## Work to complete
Write out the entries verbatim and leave the images out of the copy.

## Data to use
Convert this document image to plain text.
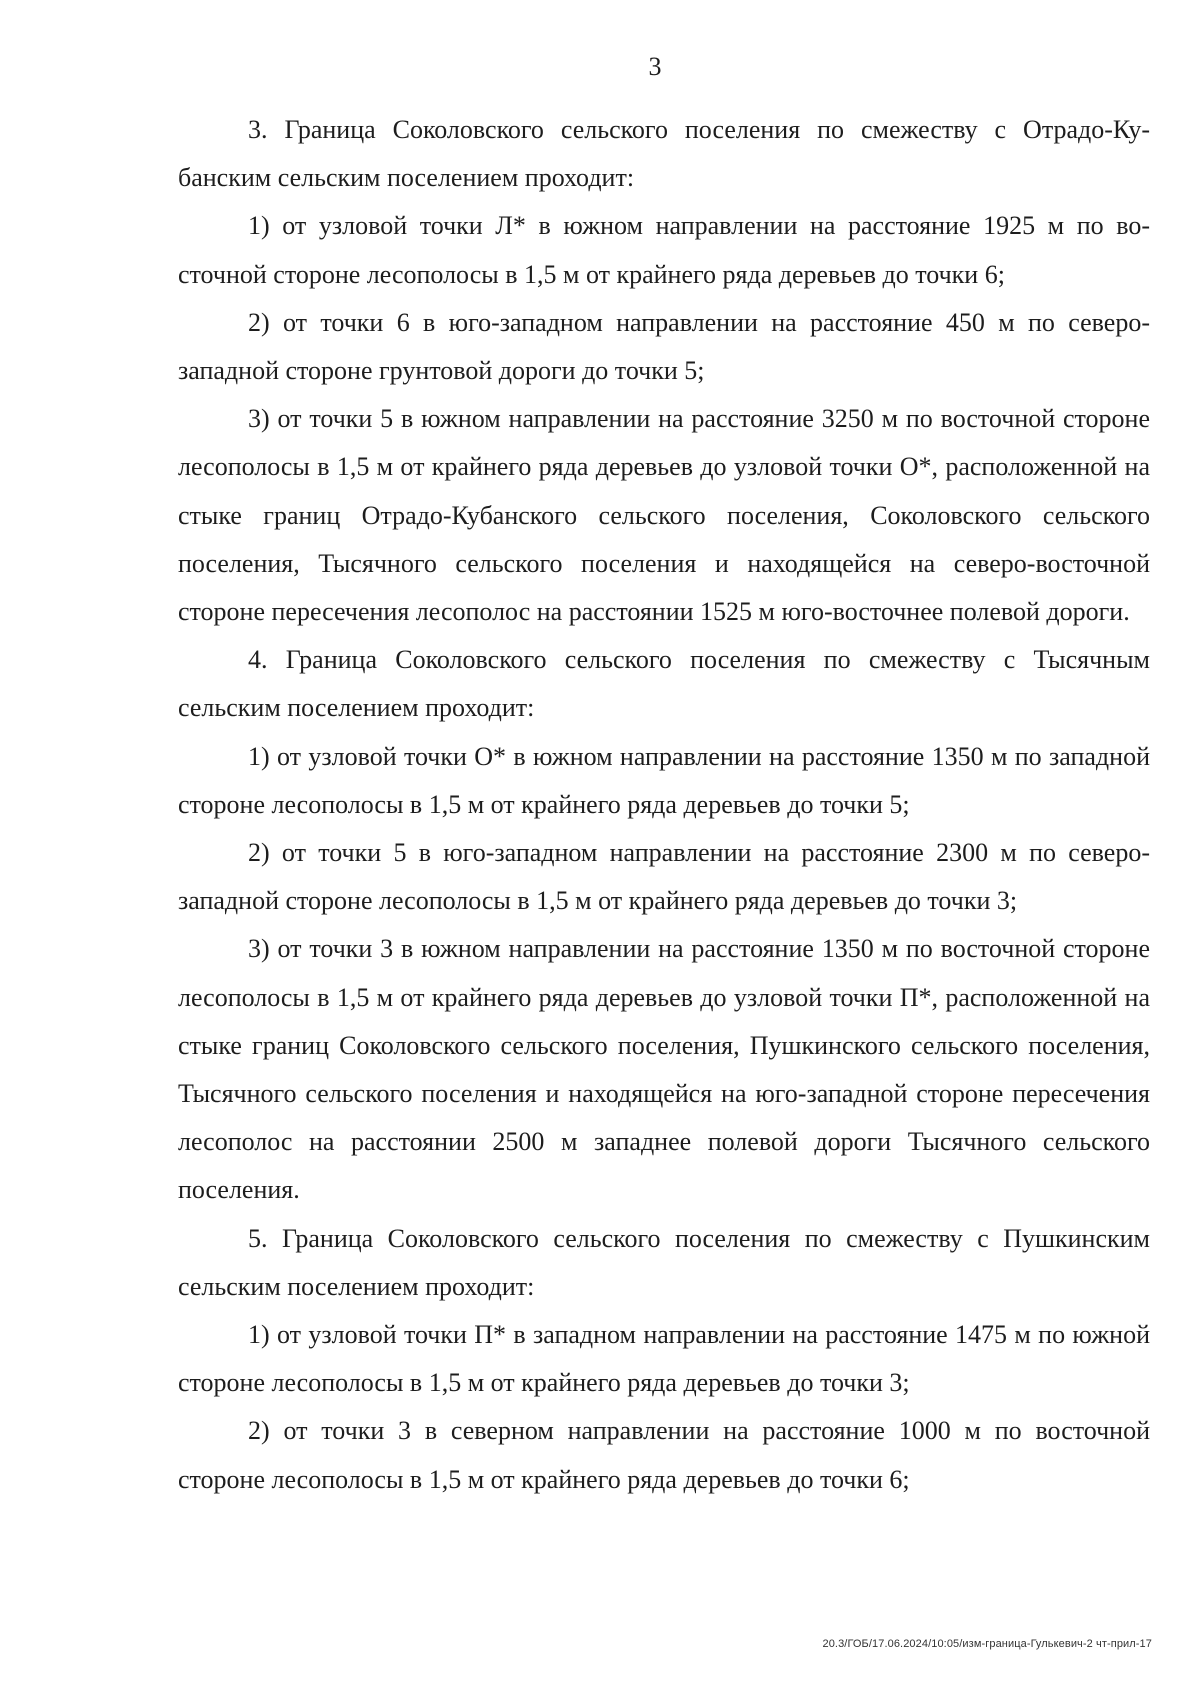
3

3. Граница Соколовского сельского поселения по смежеству с Отрадо-Кубанским сельским поселением проходит:

1) от узловой точки Л* в южном направлении на расстояние 1925 м по восточной стороне лесополосы в 1,5 м от крайнего ряда деревьев до точки 6;

2) от точки 6 в юго-западном направлении на расстояние 450 м по северо-западной стороне грунтовой дороги до точки 5;

3) от точки 5 в южном направлении на расстояние 3250 м по восточной стороне лесополосы в 1,5 м от крайнего ряда деревьев до узловой точки О*, расположенной на стыке границ Отрадо-Кубанского сельского поселения, Соколовского сельского поселения, Тысячного сельского поселения и находящейся на северо-восточной стороне пересечения лесополос на расстоянии 1525 м юго-восточнее полевой дороги.

4. Граница Соколовского сельского поселения по смежеству с Тысячным сельским поселением проходит:

1) от узловой точки О* в южном направлении на расстояние 1350 м по западной стороне лесополосы в 1,5 м от крайнего ряда деревьев до точки 5;

2) от точки 5 в юго-западном направлении на расстояние 2300 м по северо-западной стороне лесополосы в 1,5 м от крайнего ряда деревьев до точки 3;

3) от точки 3 в южном направлении на расстояние 1350 м по восточной стороне лесополосы в 1,5 м от крайнего ряда деревьев до узловой точки П*, расположенной на стыке границ Соколовского сельского поселения, Пушкинского сельского поселения, Тысячного сельского поселения и находящейся на юго-западной стороне пересечения лесополос на расстоянии 2500 м западнее полевой дороги Тысячного сельского поселения.

5. Граница Соколовского сельского поселения по смежеству с Пушкинским сельским поселением проходит:

1) от узловой точки П* в западном направлении на расстояние 1475 м по южной стороне лесополосы в 1,5 м от крайнего ряда деревьев до точки 3;

2) от точки 3 в северном направлении на расстояние 1000 м по восточной стороне лесополосы в 1,5 м от крайнего ряда деревьев до точки 6;

20.3/ГОБ/17.06.2024/10:05/изм-граница-Гулькевич-2 чт-прил-17
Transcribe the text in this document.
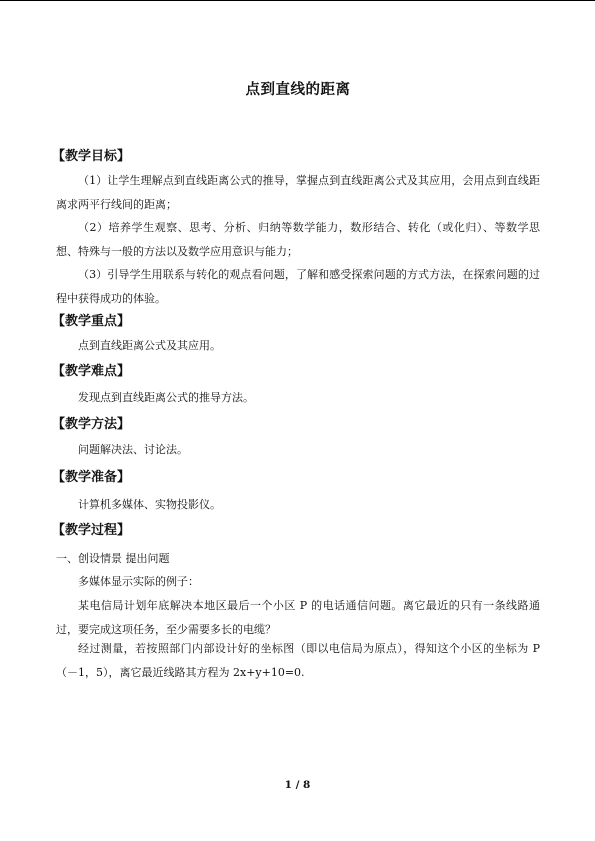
点到直线的距离
【教学目标】
（1）让学生理解点到直线距离公式的推导，掌握点到直线距离公式及其应用，会用点到直线距离求两平行线间的距离；
（2）培养学生观察、思考、分析、归纳等数学能力，数形结合、转化（或化归）、等数学思想、特殊与一般的方法以及数学应用意识与能力；
（3）引导学生用联系与转化的观点看问题，了解和感受探索问题的方式方法，在探索问题的过程中获得成功的体验。
【教学重点】
点到直线距离公式及其应用。
【教学难点】
发现点到直线距离公式的推导方法。
【教学方法】
问题解决法、讨论法。
【教学准备】
计算机多媒体、实物投影仪。
【教学过程】
一、创设情景 提出问题
多媒体显示实际的例子：
某电信局计划年底解决本地区最后一个小区 P 的电话通信问题。离它最近的只有一条线路通过，要完成这项任务，至少需要多长的电缆？
经过测量，若按照部门内部设计好的坐标图（即以电信局为原点），得知这个小区的坐标为 P（－1，5），离它最近线路其方程为 2x+y+10=0.
1 / 8
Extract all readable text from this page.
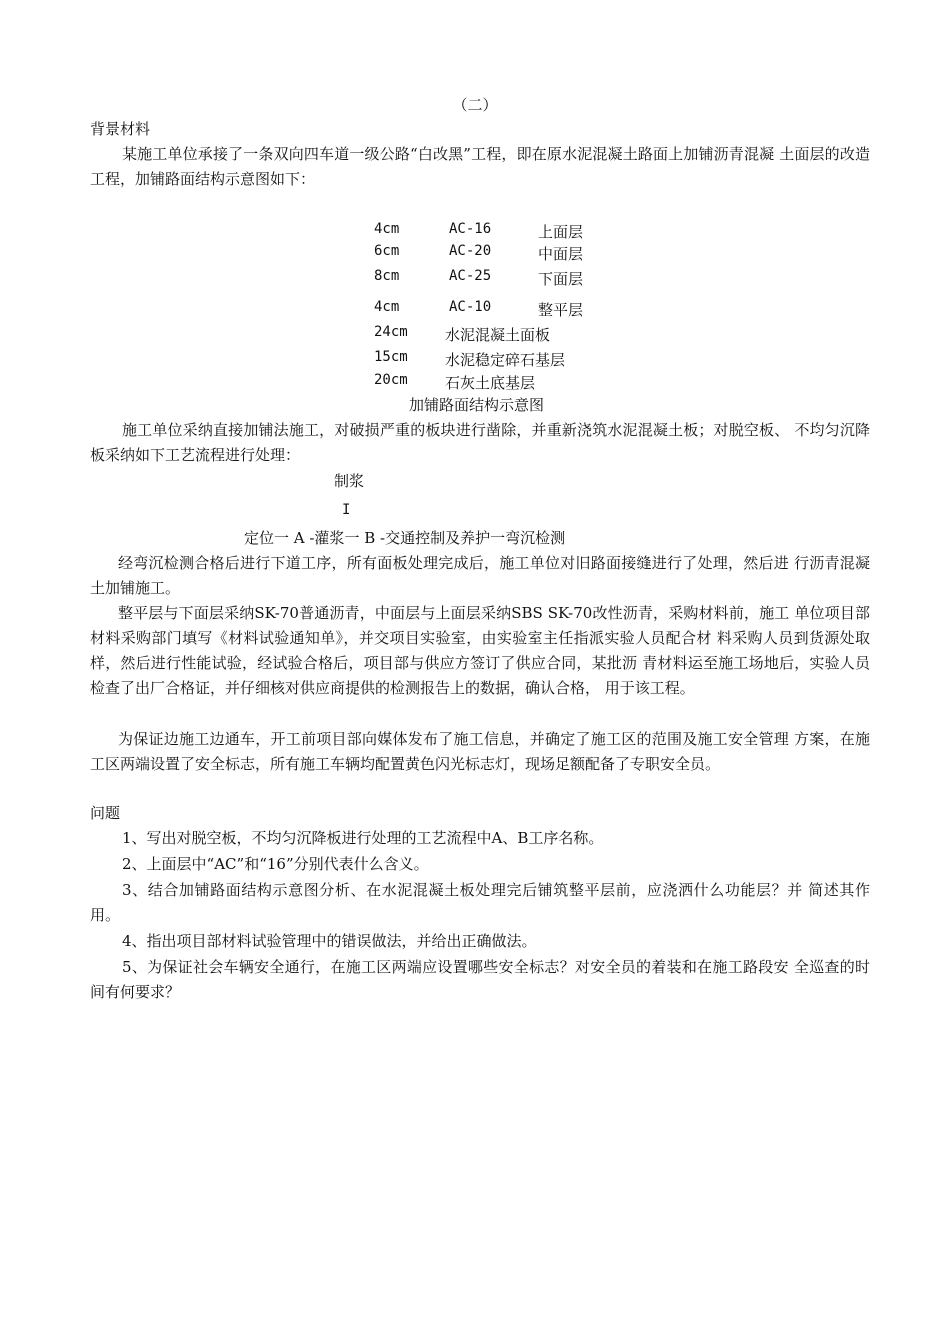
（二）
背景材料
某施工单位承接了一条双向四车道一级公路“白改黑”工程，即在原水泥混凝土路面上加铺沥青混凝 土面层的改造工程，加铺路面结构示意图如下：
4cm	AC-16	上面层
6cm	AC-20	中面层
8cm	AC-25	下面层
4cm	AC-10	整平层
24cm 水泥混凝土面板
15cm 水泥稳定碎石基层
20cm 石灰土底基层
加铺路面结构示意图
施工单位采纳直接加铺法施工，对破损严重的板块进行凿除，并重新浇筑水泥混凝土板；对脱空板、 不均匀沉降板采纳如下工艺流程进行处理：
制浆
I
定位一 A -灌浆一 B -交通控制及养护一弯沉检测
经弯沉检测合格后进行下道工序，所有面板处理完成后，施工单位对旧路面接缝进行了处理，然后进 行沥青混凝土加铺施工。
整平层与下面层采纳SK-70普通沥青，中面层与上面层采纳SBS SK-70改性沥青，采购材料前，施工 单位项目部材料采购部门填写《材料试验通知单》，并交项目实验室，由实验室主任指派实验人员配合材 料采购人员到货源处取样，然后进行性能试验，经试验合格后，项目部与供应方签订了供应合同，某批沥 青材料运至施工场地后，实验人员检查了出厂合格证，并仔细核对供应商提供的检测报告上的数据，确认合格， 用于该工程。
为保证边施工边通车，开工前项目部向媒体发布了施工信息，并确定了施工区的范围及施工安全管理 方案，在施工区两端设置了安全标志，所有施工车辆均配置黄色闪光标志灯，现场足额配备了专职安全员。
问题
1、写出对脱空板，不均匀沉降板进行处理的工艺流程中A、B工序名称。
2、上面层中“AC”和“16”分别代表什么含义。
3、结合加铺路面结构示意图分析、在水泥混凝土板处理完后铺筑整平层前，应浇洒什么功能层？并 简述其作用。
4、指出项目部材料试验管理中的错误做法，并给出正确做法。
5、为保证社会车辆安全通行，在施工区两端应设置哪些安全标志？对安全员的着装和在施工路段安 全巡查的时间有何要求？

## Full answer
Convert this document image to plain text.
3

3. Граница Соколовского сельского поселения по смежеству с Отрадо-Кубанским сельским поселением проходит:

1) от узловой точки Л* в южном направлении на расстояние 1925 м по восточной стороне лесополосы в 1,5 м от крайнего ряда деревьев до точки 6;

2) от точки 6 в юго-западном направлении на расстояние 450 м по северо-западной стороне грунтовой дороги до точки 5;

3) от точки 5 в южном направлении на расстояние 3250 м по восточной стороне лесополосы в 1,5 м от крайнего ряда деревьев до узловой точки О*, расположенной на стыке границ Отрадо-Кубанского сельского поселения, Соколовского сельского поселения, Тысячного сельского поселения и находящейся на северо-восточной стороне пересечения лесополос на расстоянии 1525 м юго-восточнее полевой дороги.

4. Граница Соколовского сельского поселения по смежеству с Тысячным сельским поселением проходит:

1) от узловой точки О* в южном направлении на расстояние 1350 м по западной стороне лесополосы в 1,5 м от крайнего ряда деревьев до точки 5;

2) от точки 5 в юго-западном направлении на расстояние 2300 м по северо-западной стороне лесополосы в 1,5 м от крайнего ряда деревьев до точки 3;

3) от точки 3 в южном направлении на расстояние 1350 м по восточной стороне лесополосы в 1,5 м от крайнего ряда деревьев до узловой точки П*, расположенной на стыке границ Соколовского сельского поселения, Пушкинского сельского поселения, Тысячного сельского поселения и находящейся на юго-западной стороне пересечения лесополос на расстоянии 2500 м западнее полевой дороги Тысячного сельского поселения.

5. Граница Соколовского сельского поселения по смежеству с Пушкинским сельским поселением проходит:

1) от узловой точки П* в западном направлении на расстояние 1475 м по южной стороне лесополосы в 1,5 м от крайнего ряда деревьев до точки 3;

2) от точки 3 в северном направлении на расстояние 1000 м по восточной стороне лесополосы в 1,5 м от крайнего ряда деревьев до точки 6;

20.3/ГОБ/17.06.2024/10:05/изм-граница-Гулькевич-2 чт-прил-17
Transcribe the text in this document.
点到直线的距离
【教学目标】
（1）让学生理解点到直线距离公式的推导，掌握点到直线距离公式及其应用，会用点到直线距离求两平行线间的距离；
（2）培养学生观察、思考、分析、归纳等数学能力，数形结合、转化（或化归）、等数学思想、特殊与一般的方法以及数学应用意识与能力；
（3）引导学生用联系与转化的观点看问题，了解和感受探索问题的方式方法，在探索问题的过程中获得成功的体验。
【教学重点】
点到直线距离公式及其应用。
【教学难点】
发现点到直线距离公式的推导方法。
【教学方法】
问题解决法、讨论法。
【教学准备】
计算机多媒体、实物投影仪。
【教学过程】
一、创设情景 提出问题
多媒体显示实际的例子：
某电信局计划年底解决本地区最后一个小区 P 的电话通信问题。离它最近的只有一条线路通过，要完成这项任务，至少需要多长的电缆？
经过测量，若按照部门内部设计好的坐标图（即以电信局为原点），得知这个小区的坐标为 P（－1，5），离它最近线路其方程为 2x+y+10=0.
1 / 8
Extract all readable text from this page.
（二）
背景材料
某施工单位承接了一条双向四车道一级公路“白改黑”工程，即在原水泥混凝土路面上加铺沥青混凝 土面层的改造工程，加铺路面结构示意图如下：
4cm	AC-16	上面层
6cm	AC-20	中面层
8cm	AC-25	下面层
4cm	AC-10	整平层
24cm 水泥混凝土面板
15cm 水泥稳定碎石基层
20cm 石灰土底基层
加铺路面结构示意图
施工单位采纳直接加铺法施工，对破损严重的板块进行凿除，并重新浇筑水泥混凝土板；对脱空板、 不均匀沉降板采纳如下工艺流程进行处理：
制浆
I
定位一 A -灌浆一 B -交通控制及养护一弯沉检测
经弯沉检测合格后进行下道工序，所有面板处理完成后，施工单位对旧路面接缝进行了处理，然后进 行沥青混凝土加铺施工。
整平层与下面层采纳SK-70普通沥青，中面层与上面层采纳SBS SK-70改性沥青，采购材料前，施工 单位项目部材料采购部门填写《材料试验通知单》，并交项目实验室，由实验室主任指派实验人员配合材 料采购人员到货源处取样，然后进行性能试验，经试验合格后，项目部与供应方签订了供应合同，某批沥 青材料运至施工场地后，实验人员检查了出厂合格证，并仔细核对供应商提供的检测报告上的数据，确认合格， 用于该工程。
为保证边施工边通车，开工前项目部向媒体发布了施工信息，并确定了施工区的范围及施工安全管理 方案，在施工区两端设置了安全标志，所有施工车辆均配置黄色闪光标志灯，现场足额配备了专职安全员。
问题
1、写出对脱空板，不均匀沉降板进行处理的工艺流程中A、B工序名称。
2、上面层中“AC”和“16”分别代表什么含义。
3、结合加铺路面结构示意图分析、在水泥混凝土板处理完后铺筑整平层前，应浇洒什么功能层？并 简述其作用。
4、指出项目部材料试验管理中的错误做法，并给出正确做法。
5、为保证社会车辆安全通行，在施工区两端应设置哪些安全标志？对安全员的着装和在施工路段安 全巡查的时间有何要求？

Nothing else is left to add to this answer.